What to work on: Find the string "object" and gather every line that holds it.

Stored rows:
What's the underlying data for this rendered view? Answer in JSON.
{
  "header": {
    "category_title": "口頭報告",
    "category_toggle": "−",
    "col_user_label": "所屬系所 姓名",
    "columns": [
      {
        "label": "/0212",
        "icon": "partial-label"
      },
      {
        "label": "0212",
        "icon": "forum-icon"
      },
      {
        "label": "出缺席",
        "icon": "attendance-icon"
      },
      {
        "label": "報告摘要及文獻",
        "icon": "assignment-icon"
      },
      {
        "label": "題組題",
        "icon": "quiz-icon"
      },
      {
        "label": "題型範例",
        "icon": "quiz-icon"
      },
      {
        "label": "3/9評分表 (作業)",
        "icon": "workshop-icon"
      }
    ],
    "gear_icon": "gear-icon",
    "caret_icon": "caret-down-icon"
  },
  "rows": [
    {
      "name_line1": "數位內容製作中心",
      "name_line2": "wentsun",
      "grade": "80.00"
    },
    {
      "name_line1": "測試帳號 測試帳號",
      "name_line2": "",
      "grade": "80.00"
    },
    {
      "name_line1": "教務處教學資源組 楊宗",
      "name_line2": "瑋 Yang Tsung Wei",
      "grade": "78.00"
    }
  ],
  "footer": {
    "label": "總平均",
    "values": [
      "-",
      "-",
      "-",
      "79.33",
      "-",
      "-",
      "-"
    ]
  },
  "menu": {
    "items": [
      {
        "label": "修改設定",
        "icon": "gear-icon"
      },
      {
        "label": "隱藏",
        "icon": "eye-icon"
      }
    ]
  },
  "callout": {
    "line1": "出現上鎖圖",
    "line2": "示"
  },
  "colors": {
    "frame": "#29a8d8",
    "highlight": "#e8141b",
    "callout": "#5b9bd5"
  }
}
* * *
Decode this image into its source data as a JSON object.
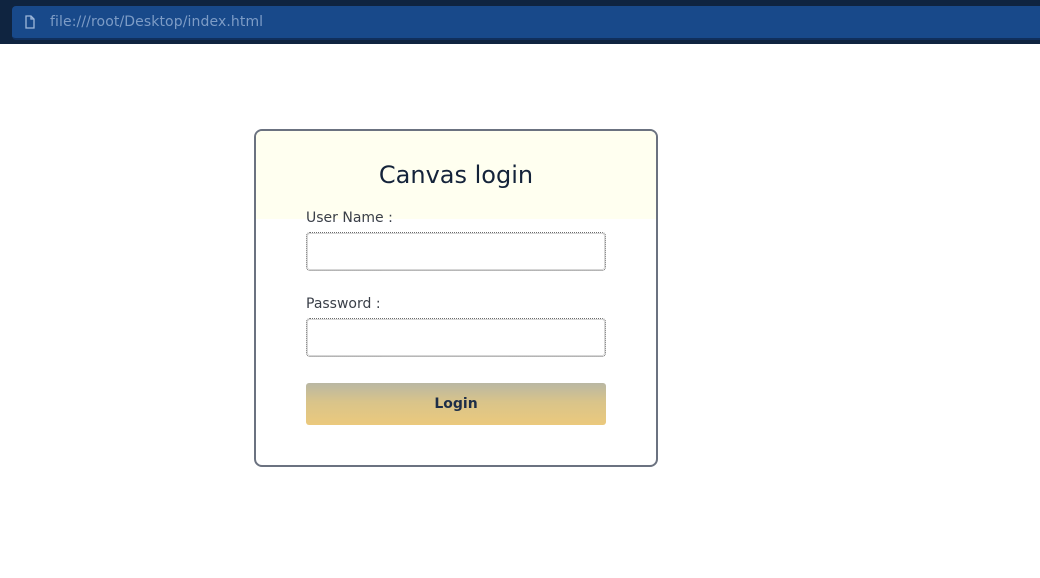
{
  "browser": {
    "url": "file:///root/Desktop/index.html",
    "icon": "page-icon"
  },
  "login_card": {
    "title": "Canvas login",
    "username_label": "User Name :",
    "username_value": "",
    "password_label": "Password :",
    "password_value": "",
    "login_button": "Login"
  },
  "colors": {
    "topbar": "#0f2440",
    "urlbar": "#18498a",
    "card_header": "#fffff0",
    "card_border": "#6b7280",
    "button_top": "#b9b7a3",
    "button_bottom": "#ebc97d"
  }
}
==
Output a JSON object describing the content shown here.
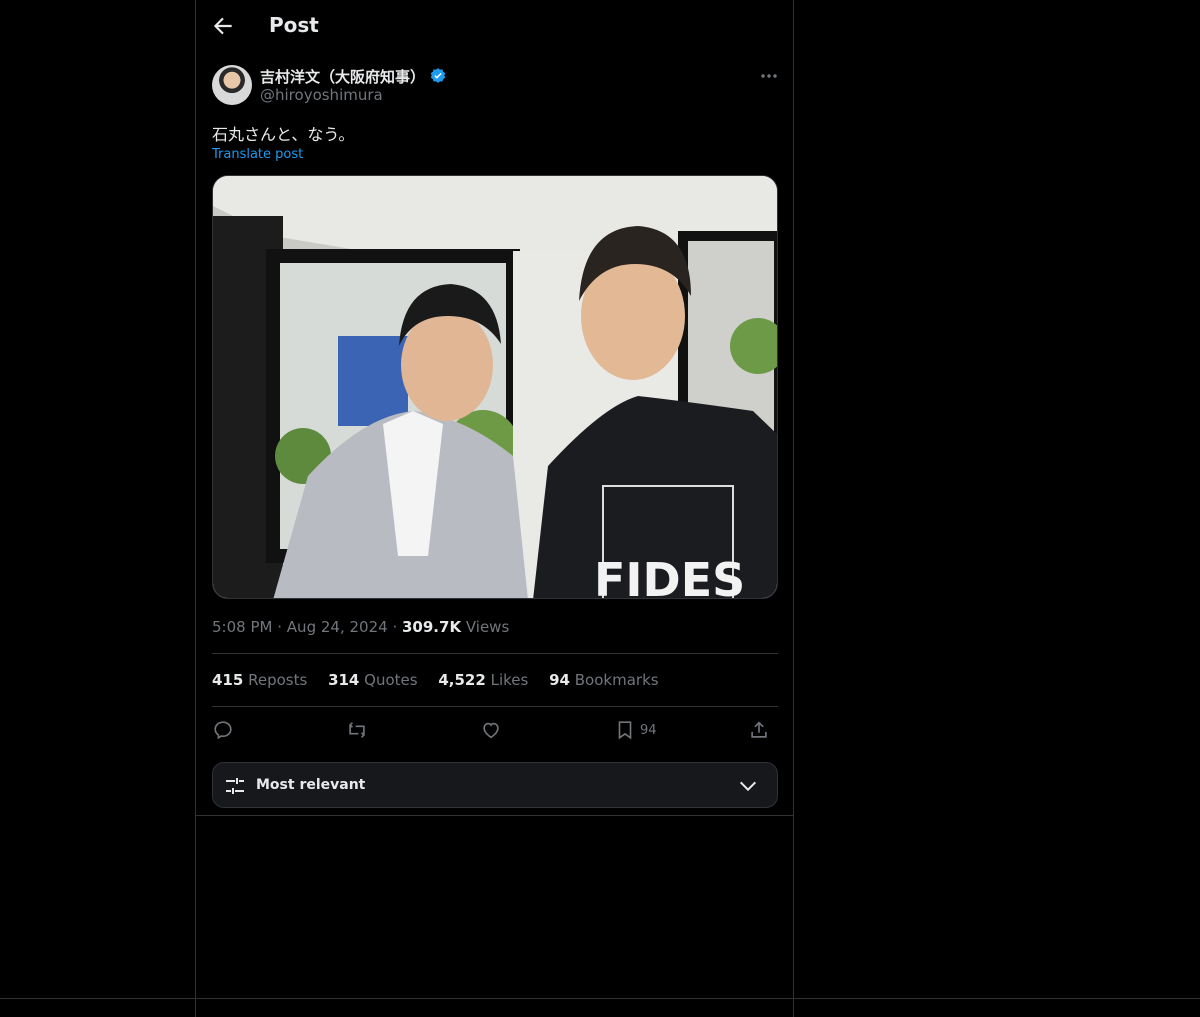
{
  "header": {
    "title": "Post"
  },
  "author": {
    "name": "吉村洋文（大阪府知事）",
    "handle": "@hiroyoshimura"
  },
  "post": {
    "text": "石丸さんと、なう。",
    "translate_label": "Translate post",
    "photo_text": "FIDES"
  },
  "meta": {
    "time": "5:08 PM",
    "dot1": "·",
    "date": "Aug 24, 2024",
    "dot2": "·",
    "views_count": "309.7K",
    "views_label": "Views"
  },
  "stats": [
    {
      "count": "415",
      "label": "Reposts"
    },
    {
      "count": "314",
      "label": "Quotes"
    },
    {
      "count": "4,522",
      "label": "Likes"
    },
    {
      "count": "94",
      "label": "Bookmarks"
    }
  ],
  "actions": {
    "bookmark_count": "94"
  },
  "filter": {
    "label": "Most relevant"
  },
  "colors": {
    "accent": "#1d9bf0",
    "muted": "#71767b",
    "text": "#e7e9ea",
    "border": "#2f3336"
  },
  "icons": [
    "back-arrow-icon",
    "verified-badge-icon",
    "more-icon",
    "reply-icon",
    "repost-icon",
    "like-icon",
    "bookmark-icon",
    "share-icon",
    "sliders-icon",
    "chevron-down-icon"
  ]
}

The response:
Decode this image into its source data as a JSON object.
Output a JSON object describing the content shown here.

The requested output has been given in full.